■ **Exercise aim**: Please copy every row of the data listing below, keeping each line unchanged.

■ **Data listing**:
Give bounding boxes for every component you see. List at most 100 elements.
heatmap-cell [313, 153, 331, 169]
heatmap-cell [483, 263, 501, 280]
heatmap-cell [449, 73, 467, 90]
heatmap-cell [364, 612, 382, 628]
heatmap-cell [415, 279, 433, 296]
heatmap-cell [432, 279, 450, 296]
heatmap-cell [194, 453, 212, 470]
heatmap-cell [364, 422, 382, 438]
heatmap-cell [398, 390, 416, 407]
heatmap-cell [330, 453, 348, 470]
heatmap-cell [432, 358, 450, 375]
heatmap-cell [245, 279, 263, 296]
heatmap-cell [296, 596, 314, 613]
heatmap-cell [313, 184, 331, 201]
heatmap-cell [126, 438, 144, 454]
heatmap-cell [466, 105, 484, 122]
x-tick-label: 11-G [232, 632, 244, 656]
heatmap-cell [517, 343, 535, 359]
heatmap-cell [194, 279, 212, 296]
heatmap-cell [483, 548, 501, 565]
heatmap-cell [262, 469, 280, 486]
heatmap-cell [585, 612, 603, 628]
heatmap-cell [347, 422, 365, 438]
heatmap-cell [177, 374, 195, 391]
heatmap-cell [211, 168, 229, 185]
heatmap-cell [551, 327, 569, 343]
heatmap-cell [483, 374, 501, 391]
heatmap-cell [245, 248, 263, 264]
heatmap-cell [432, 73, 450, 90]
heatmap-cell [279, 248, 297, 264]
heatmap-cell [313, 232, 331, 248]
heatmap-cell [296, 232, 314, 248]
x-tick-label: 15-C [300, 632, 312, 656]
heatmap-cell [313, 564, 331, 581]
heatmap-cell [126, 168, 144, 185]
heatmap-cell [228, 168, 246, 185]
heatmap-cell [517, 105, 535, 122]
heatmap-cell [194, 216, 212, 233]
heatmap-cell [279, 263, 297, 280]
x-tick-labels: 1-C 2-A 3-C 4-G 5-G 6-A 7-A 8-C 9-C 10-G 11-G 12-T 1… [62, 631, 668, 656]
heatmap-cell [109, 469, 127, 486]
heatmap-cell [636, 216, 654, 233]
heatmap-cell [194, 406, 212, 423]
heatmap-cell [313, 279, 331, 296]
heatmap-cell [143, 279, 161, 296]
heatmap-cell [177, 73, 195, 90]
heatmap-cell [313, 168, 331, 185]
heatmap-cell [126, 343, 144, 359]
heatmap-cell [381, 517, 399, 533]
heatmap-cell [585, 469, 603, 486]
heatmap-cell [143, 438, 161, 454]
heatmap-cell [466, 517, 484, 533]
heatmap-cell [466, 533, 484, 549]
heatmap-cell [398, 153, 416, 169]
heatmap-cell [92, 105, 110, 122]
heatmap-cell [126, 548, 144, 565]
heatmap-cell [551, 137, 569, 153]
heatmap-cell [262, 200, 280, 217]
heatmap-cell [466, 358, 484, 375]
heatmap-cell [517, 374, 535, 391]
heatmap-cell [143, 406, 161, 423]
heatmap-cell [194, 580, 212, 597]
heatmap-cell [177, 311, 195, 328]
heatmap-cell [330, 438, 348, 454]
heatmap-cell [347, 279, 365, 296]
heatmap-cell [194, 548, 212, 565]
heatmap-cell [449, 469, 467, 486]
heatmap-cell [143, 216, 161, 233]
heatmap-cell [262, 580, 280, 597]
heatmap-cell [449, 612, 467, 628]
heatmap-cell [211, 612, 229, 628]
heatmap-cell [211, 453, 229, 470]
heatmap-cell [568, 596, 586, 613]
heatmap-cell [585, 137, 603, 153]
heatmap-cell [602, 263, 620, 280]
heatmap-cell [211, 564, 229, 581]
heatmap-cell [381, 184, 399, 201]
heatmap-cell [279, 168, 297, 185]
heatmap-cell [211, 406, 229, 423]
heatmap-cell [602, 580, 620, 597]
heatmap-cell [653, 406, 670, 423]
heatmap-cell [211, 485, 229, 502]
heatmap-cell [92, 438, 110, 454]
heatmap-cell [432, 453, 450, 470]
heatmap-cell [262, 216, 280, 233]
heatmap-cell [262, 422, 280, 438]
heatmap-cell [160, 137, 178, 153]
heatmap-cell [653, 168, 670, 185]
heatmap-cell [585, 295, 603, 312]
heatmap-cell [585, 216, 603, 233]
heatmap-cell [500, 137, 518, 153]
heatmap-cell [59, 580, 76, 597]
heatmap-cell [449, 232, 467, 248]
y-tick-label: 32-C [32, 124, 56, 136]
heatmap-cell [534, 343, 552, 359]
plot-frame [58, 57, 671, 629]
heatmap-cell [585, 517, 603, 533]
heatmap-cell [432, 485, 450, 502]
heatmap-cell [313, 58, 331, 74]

■ **Written answer**:
Give bounding boxes for every component you see. List at most 100 elements.
heatmap-cell [313, 153, 331, 169]
heatmap-cell [483, 263, 501, 280]
heatmap-cell [449, 73, 467, 90]
heatmap-cell [364, 612, 382, 628]
heatmap-cell [415, 279, 433, 296]
heatmap-cell [432, 279, 450, 296]
heatmap-cell [194, 453, 212, 470]
heatmap-cell [364, 422, 382, 438]
heatmap-cell [398, 390, 416, 407]
heatmap-cell [330, 453, 348, 470]
heatmap-cell [432, 358, 450, 375]
heatmap-cell [245, 279, 263, 296]
heatmap-cell [296, 596, 314, 613]
heatmap-cell [313, 184, 331, 201]
heatmap-cell [126, 438, 144, 454]
heatmap-cell [466, 105, 484, 122]
x-tick-label: 11-G [232, 632, 244, 656]
heatmap-cell [517, 343, 535, 359]
heatmap-cell [194, 279, 212, 296]
heatmap-cell [483, 548, 501, 565]
heatmap-cell [262, 469, 280, 486]
heatmap-cell [585, 612, 603, 628]
heatmap-cell [347, 422, 365, 438]
heatmap-cell [177, 374, 195, 391]
heatmap-cell [211, 168, 229, 185]
heatmap-cell [551, 327, 569, 343]
heatmap-cell [483, 374, 501, 391]
heatmap-cell [245, 248, 263, 264]
heatmap-cell [432, 73, 450, 90]
heatmap-cell [279, 248, 297, 264]
heatmap-cell [313, 232, 331, 248]
heatmap-cell [296, 232, 314, 248]
x-tick-label: 15-C [300, 632, 312, 656]
heatmap-cell [313, 564, 331, 581]
heatmap-cell [126, 168, 144, 185]
heatmap-cell [228, 168, 246, 185]
heatmap-cell [517, 105, 535, 122]
heatmap-cell [194, 216, 212, 233]
heatmap-cell [279, 263, 297, 280]
x-tick-labels: 1-C 2-A 3-C 4-G 5-G 6-A 7-A 8-C 9-C 10-G 11-G 12-T 1… [62, 631, 668, 656]
heatmap-cell [109, 469, 127, 486]
heatmap-cell [636, 216, 654, 233]
heatmap-cell [194, 406, 212, 423]
heatmap-cell [313, 279, 331, 296]
heatmap-cell [143, 279, 161, 296]
heatmap-cell [177, 73, 195, 90]
heatmap-cell [313, 168, 331, 185]
heatmap-cell [126, 343, 144, 359]
heatmap-cell [381, 517, 399, 533]
heatmap-cell [585, 469, 603, 486]
heatmap-cell [143, 438, 161, 454]
heatmap-cell [466, 517, 484, 533]
heatmap-cell [466, 533, 484, 549]
heatmap-cell [398, 153, 416, 169]
heatmap-cell [92, 105, 110, 122]
heatmap-cell [126, 548, 144, 565]
heatmap-cell [551, 137, 569, 153]
heatmap-cell [262, 200, 280, 217]
heatmap-cell [466, 358, 484, 375]
heatmap-cell [517, 374, 535, 391]
heatmap-cell [143, 406, 161, 423]
heatmap-cell [194, 580, 212, 597]
heatmap-cell [177, 311, 195, 328]
heatmap-cell [330, 438, 348, 454]
heatmap-cell [347, 279, 365, 296]
heatmap-cell [194, 548, 212, 565]
heatmap-cell [449, 469, 467, 486]
heatmap-cell [143, 216, 161, 233]
heatmap-cell [262, 580, 280, 597]
heatmap-cell [449, 612, 467, 628]
heatmap-cell [211, 612, 229, 628]
heatmap-cell [211, 453, 229, 470]
heatmap-cell [568, 596, 586, 613]
heatmap-cell [585, 137, 603, 153]
heatmap-cell [602, 263, 620, 280]
heatmap-cell [211, 564, 229, 581]
heatmap-cell [381, 184, 399, 201]
heatmap-cell [279, 168, 297, 185]
heatmap-cell [211, 406, 229, 423]
heatmap-cell [602, 580, 620, 597]
heatmap-cell [653, 406, 670, 423]
heatmap-cell [211, 485, 229, 502]
heatmap-cell [92, 438, 110, 454]
heatmap-cell [432, 453, 450, 470]
heatmap-cell [262, 216, 280, 233]
heatmap-cell [262, 422, 280, 438]
heatmap-cell [160, 137, 178, 153]
heatmap-cell [653, 168, 670, 185]
heatmap-cell [585, 295, 603, 312]
heatmap-cell [585, 216, 603, 233]
heatmap-cell [500, 137, 518, 153]
heatmap-cell [59, 580, 76, 597]
heatmap-cell [449, 232, 467, 248]
y-tick-label: 32-C [32, 124, 56, 136]
heatmap-cell [534, 343, 552, 359]
plot-frame [58, 57, 671, 629]
heatmap-cell [585, 517, 603, 533]
heatmap-cell [432, 485, 450, 502]
heatmap-cell [313, 58, 331, 74]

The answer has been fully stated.